Region and label listings
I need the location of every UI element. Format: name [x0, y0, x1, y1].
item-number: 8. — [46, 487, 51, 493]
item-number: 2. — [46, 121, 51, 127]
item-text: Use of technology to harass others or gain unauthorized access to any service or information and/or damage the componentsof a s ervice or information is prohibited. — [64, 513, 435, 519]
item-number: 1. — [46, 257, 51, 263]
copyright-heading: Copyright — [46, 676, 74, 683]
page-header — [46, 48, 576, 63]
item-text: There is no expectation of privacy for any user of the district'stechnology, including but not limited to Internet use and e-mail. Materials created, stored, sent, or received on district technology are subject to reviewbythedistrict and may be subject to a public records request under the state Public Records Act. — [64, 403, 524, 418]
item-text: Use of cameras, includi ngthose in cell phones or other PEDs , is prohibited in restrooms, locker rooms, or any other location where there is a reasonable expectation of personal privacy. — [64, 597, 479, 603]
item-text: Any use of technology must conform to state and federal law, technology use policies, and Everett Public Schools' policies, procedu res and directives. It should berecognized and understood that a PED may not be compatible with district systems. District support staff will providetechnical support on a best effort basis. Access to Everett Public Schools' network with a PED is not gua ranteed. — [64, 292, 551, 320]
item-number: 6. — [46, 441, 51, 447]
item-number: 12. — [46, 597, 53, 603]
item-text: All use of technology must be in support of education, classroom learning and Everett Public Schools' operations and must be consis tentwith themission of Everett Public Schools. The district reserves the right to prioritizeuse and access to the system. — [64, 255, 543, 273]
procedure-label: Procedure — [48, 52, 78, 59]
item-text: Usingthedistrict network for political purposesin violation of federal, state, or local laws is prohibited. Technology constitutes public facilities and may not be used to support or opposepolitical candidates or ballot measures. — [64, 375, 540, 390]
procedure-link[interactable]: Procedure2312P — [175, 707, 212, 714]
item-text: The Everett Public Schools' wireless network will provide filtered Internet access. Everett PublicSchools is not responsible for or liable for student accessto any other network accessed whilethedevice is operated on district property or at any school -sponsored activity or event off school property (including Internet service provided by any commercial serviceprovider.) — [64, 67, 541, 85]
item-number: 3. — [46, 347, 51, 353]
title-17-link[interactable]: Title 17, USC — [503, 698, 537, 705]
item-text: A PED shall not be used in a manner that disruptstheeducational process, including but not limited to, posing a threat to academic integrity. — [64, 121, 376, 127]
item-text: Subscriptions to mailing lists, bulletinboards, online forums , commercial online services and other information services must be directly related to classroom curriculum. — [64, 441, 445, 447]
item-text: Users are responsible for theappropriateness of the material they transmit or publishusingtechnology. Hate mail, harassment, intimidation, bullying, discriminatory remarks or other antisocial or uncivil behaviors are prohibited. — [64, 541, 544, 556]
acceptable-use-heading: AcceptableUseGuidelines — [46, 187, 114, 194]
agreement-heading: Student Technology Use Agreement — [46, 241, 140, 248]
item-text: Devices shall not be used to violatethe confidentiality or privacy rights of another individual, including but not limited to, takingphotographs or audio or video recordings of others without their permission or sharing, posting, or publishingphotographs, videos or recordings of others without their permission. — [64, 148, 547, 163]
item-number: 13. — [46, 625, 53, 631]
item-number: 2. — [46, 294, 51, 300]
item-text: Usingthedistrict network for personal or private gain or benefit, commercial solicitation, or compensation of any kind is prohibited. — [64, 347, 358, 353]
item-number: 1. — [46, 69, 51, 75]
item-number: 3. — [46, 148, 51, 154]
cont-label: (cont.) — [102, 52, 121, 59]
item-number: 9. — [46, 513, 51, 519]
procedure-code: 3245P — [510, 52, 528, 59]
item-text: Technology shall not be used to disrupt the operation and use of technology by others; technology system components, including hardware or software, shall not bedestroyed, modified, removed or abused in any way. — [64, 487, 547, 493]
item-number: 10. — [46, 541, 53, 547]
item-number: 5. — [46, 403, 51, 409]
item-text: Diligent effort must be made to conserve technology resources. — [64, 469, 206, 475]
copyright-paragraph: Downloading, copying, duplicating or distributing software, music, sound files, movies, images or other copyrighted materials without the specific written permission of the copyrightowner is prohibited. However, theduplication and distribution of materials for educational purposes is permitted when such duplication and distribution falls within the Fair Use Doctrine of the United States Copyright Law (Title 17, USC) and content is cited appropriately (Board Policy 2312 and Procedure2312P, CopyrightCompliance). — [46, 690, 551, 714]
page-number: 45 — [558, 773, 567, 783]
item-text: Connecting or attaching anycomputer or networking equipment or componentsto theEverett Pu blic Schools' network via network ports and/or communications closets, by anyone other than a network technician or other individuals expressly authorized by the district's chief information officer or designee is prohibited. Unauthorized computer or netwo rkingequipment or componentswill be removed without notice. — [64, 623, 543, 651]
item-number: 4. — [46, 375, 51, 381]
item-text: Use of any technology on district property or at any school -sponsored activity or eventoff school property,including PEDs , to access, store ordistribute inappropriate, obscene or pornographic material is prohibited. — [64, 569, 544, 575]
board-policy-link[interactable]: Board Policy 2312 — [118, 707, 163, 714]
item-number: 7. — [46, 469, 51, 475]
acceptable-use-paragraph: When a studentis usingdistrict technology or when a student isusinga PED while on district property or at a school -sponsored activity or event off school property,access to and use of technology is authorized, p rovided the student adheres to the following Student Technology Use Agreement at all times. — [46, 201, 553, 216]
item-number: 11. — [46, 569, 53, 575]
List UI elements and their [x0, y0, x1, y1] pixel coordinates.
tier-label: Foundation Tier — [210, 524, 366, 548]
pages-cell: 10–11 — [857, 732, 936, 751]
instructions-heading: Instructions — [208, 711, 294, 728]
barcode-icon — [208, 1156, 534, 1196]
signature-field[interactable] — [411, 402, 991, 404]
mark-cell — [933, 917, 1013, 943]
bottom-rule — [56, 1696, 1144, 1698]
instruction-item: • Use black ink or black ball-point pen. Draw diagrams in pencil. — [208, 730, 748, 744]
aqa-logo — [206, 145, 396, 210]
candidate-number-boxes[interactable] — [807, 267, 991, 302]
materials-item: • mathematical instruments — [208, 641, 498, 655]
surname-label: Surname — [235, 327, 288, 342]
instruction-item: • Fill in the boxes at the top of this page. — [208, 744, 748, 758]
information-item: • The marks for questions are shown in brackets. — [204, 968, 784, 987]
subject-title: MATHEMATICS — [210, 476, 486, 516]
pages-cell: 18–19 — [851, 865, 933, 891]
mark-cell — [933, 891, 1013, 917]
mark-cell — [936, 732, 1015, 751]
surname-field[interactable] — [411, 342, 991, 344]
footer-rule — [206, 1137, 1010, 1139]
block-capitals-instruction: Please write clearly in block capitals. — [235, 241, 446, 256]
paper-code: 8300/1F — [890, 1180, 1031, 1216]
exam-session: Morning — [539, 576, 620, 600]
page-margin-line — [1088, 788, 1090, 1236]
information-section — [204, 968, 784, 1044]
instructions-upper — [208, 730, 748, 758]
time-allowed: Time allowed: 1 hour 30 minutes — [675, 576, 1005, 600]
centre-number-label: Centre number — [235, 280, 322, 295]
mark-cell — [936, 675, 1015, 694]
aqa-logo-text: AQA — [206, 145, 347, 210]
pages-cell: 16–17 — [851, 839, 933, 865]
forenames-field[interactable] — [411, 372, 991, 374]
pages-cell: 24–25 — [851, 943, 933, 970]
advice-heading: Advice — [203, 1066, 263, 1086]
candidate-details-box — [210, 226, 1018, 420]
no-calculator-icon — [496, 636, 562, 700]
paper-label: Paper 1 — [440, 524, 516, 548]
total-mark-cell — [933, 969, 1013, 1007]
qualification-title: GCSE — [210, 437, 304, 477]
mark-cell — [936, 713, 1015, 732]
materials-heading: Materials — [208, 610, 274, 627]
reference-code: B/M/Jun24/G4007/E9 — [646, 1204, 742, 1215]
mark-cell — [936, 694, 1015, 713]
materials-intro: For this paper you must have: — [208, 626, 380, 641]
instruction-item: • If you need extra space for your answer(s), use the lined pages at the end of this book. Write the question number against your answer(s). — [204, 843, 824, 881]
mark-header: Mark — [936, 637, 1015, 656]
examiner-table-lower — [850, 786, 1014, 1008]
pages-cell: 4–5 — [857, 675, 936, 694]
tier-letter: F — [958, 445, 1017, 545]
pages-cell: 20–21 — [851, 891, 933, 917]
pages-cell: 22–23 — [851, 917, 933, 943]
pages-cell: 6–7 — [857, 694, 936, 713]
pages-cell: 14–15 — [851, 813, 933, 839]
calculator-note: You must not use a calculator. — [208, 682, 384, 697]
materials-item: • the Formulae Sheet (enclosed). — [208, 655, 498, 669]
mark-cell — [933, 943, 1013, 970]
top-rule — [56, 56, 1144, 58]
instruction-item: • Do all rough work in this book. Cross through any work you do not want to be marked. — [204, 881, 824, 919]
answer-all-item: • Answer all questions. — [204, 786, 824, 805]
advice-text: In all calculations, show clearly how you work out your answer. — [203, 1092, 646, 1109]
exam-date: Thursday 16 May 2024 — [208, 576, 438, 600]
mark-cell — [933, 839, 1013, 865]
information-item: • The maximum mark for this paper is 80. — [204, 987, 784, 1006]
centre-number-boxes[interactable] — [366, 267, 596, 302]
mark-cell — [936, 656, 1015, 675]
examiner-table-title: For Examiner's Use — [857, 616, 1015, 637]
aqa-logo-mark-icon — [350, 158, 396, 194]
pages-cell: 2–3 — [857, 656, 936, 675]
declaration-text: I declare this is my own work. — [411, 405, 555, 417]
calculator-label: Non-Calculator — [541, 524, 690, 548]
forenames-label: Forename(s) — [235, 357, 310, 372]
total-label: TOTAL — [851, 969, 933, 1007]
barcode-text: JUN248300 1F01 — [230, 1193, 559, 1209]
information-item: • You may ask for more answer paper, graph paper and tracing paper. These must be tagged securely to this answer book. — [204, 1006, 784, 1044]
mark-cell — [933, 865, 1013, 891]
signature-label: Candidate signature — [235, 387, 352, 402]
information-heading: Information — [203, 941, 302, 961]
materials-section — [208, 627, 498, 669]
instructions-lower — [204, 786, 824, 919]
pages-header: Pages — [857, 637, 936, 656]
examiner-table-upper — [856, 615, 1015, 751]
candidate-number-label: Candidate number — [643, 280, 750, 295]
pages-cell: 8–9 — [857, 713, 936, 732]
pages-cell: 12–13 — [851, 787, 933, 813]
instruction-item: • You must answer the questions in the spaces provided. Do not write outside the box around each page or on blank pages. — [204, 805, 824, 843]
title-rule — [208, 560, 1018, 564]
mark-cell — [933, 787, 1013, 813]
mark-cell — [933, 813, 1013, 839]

**PROBLEM STATEMENT**
Print everything in the items from the very first line down to the line containing "item-text: All use", including both ends, with every character unchanged.

**RESULT**
I need the location of every UI element. Format: name [x0, y0, x1, y1].
item-number: 8. — [46, 487, 51, 493]
item-number: 2. — [46, 121, 51, 127]
item-text: Use of technology to harass others or gain unauthorized access to any service or information and/or damage the componentsof a s ervice or information is prohibited. — [64, 513, 435, 519]
item-number: 1. — [46, 257, 51, 263]
copyright-heading: Copyright — [46, 676, 74, 683]
page-header — [46, 48, 576, 63]
item-text: There is no expectation of privacy for any user of the district'stechnology, including but not limited to Internet use and e-mail. Materials created, stored, sent, or received on district technology are subject to reviewbythedistrict and may be subject to a public records request under the state Public Records Act. — [64, 403, 524, 418]
item-text: Use of cameras, includi ngthose in cell phones or other PEDs , is prohibited in restrooms, locker rooms, or any other location where there is a reasonable expectation of personal privacy. — [64, 597, 479, 603]
item-text: Any use of technology must conform to state and federal law, technology use policies, and Everett Public Schools' policies, procedu res and directives. It should berecognized and understood that a PED may not be compatible with district systems. District support staff will providetechnical support on a best effort basis. Access to Everett Public Schools' network with a PED is not gua ranteed. — [64, 292, 551, 320]
item-number: 6. — [46, 441, 51, 447]
item-number: 12. — [46, 597, 53, 603]
item-text: All use of technology must be in support of education, classroom learning and Everett Public Schools' operations and must be consis tentwith themission of Everett Public Schools. The district reserves the right to prioritizeuse and access to the system. — [64, 255, 543, 273]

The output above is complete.